Task to complete
Extract every line below that contains the string "February".

Records shown
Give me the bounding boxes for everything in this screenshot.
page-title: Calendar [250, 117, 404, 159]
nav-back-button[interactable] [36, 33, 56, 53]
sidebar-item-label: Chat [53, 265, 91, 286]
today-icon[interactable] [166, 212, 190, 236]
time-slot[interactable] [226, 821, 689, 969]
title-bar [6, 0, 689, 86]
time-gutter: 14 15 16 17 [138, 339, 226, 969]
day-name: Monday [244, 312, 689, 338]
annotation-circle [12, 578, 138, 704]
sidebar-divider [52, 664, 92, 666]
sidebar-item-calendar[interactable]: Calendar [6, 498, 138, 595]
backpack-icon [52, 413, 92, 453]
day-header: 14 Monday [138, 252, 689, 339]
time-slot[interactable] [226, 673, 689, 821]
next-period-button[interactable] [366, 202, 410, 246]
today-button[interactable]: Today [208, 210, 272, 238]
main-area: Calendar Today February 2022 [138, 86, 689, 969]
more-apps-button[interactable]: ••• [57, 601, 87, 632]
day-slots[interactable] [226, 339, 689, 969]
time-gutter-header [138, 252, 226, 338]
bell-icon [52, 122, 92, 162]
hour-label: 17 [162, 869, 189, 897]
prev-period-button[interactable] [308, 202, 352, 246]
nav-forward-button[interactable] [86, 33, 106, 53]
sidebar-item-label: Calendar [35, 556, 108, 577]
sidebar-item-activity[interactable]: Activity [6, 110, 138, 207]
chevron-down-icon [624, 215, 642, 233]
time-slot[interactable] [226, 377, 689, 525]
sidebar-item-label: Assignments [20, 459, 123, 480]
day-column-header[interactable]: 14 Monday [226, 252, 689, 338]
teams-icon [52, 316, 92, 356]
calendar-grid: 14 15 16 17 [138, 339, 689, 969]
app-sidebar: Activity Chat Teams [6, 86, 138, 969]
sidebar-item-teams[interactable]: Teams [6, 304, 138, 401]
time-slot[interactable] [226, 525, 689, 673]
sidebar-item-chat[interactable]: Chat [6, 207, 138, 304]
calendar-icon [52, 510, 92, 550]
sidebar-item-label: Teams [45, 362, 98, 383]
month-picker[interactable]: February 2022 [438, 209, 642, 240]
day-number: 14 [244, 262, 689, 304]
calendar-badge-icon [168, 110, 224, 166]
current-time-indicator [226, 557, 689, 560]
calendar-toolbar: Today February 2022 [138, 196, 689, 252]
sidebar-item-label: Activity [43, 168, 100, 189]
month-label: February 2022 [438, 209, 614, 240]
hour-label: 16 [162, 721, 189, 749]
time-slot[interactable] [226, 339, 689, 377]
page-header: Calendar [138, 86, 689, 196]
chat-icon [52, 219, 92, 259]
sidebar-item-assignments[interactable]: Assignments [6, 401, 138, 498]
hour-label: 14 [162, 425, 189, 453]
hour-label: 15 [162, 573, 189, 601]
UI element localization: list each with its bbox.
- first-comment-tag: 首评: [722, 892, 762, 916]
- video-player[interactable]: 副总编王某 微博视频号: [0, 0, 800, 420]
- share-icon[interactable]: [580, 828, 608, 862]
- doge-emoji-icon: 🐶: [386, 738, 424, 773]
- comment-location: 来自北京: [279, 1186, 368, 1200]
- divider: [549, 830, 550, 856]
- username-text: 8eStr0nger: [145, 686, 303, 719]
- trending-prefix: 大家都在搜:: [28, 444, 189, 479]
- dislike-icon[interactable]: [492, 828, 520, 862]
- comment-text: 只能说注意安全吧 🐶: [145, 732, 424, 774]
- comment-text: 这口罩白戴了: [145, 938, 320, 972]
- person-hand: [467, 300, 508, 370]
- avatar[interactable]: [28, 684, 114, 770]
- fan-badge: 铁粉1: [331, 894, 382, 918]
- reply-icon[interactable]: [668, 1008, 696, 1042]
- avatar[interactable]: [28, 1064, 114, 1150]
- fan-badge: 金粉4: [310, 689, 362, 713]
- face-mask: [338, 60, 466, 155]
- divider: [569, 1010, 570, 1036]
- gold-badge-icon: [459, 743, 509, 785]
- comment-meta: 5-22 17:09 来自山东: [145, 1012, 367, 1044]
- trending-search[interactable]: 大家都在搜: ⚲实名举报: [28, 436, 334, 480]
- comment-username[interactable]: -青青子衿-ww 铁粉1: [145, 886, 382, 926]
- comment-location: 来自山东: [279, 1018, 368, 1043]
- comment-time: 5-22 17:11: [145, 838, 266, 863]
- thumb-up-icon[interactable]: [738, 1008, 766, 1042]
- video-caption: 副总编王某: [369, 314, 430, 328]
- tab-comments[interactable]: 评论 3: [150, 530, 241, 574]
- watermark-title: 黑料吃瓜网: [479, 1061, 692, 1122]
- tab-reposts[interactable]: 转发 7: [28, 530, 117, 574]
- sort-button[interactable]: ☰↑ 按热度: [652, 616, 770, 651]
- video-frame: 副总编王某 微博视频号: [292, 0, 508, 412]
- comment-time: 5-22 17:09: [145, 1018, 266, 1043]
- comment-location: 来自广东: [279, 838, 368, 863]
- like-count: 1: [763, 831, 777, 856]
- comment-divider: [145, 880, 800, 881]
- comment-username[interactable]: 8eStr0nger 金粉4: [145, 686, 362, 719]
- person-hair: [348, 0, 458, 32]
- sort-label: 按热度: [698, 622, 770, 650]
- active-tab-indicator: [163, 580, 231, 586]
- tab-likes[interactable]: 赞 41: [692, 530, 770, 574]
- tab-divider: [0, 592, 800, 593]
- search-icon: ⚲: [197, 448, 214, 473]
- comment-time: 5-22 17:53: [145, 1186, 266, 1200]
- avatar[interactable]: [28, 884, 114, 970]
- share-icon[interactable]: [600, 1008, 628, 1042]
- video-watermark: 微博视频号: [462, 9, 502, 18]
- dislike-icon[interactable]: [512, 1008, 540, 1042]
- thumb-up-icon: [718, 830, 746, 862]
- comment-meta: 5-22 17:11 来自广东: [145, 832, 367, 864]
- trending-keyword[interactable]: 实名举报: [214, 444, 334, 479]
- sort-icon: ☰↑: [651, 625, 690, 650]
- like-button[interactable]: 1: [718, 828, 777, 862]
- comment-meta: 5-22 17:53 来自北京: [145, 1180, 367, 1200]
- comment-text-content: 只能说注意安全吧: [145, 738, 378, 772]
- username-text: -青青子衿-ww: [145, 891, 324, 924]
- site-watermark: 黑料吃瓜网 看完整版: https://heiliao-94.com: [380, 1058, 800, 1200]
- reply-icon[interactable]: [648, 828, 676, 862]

Exercise answer
main-area: Calendar Today February 2022 [138, 86, 689, 969]
month-picker[interactable]: February 2022 [438, 209, 642, 240]
calendar-toolbar: Today February 2022 [138, 196, 689, 252]
month-label: February 2022 [438, 209, 614, 240]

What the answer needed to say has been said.